*WHAT YOU HAVE TO DO*: Tally the lines that include "Company". Output the number only.
○ ○ ○
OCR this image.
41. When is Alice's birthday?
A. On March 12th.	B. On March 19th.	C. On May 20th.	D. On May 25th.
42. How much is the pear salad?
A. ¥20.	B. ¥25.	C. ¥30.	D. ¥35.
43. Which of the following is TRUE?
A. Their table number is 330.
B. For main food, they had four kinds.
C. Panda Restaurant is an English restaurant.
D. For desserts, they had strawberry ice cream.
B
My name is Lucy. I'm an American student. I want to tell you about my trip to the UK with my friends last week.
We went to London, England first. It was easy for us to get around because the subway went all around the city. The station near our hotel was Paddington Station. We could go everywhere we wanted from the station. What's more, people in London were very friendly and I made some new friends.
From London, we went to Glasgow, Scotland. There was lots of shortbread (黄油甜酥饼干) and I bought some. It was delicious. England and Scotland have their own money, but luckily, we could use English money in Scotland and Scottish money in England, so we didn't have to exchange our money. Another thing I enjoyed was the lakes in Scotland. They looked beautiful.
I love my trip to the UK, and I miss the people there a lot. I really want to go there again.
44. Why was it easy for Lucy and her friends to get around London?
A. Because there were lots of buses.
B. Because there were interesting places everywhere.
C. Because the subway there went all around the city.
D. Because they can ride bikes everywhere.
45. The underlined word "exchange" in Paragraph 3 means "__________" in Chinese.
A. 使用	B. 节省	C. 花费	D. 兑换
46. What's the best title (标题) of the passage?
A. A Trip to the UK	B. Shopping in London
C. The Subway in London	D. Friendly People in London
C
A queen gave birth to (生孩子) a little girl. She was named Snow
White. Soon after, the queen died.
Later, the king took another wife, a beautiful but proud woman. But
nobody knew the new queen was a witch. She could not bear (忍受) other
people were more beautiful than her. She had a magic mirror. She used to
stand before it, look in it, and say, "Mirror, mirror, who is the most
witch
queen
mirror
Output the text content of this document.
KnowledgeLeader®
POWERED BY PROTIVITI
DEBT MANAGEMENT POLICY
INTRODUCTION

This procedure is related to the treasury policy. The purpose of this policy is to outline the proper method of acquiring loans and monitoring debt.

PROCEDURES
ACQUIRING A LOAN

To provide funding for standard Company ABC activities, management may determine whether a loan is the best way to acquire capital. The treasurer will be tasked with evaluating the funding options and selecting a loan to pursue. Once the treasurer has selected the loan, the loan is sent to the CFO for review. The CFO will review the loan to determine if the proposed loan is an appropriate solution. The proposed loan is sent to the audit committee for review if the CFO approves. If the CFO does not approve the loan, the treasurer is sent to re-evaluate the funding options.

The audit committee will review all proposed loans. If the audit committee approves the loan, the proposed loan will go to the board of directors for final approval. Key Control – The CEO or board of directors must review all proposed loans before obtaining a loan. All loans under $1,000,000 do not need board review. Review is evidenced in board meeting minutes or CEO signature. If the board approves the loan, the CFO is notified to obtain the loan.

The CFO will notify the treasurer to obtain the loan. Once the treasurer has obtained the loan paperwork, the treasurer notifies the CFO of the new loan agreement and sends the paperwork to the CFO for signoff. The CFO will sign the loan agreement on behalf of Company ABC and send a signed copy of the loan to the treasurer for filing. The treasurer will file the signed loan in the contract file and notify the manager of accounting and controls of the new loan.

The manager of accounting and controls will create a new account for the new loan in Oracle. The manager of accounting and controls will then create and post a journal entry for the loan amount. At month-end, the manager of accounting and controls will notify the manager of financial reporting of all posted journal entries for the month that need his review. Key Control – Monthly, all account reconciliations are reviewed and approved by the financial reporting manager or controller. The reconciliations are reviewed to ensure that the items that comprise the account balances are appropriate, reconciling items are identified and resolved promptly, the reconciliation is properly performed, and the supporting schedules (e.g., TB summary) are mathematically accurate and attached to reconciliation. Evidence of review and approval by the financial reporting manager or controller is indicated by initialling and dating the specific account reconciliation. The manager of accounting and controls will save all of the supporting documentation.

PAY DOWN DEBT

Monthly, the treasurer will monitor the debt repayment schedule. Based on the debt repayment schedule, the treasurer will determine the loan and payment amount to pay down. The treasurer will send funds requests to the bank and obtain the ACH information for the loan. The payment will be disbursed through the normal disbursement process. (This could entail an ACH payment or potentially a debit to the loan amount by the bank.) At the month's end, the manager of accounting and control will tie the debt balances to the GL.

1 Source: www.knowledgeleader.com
○ ○ ○
*RESULT OF THE EXERCISE*: 2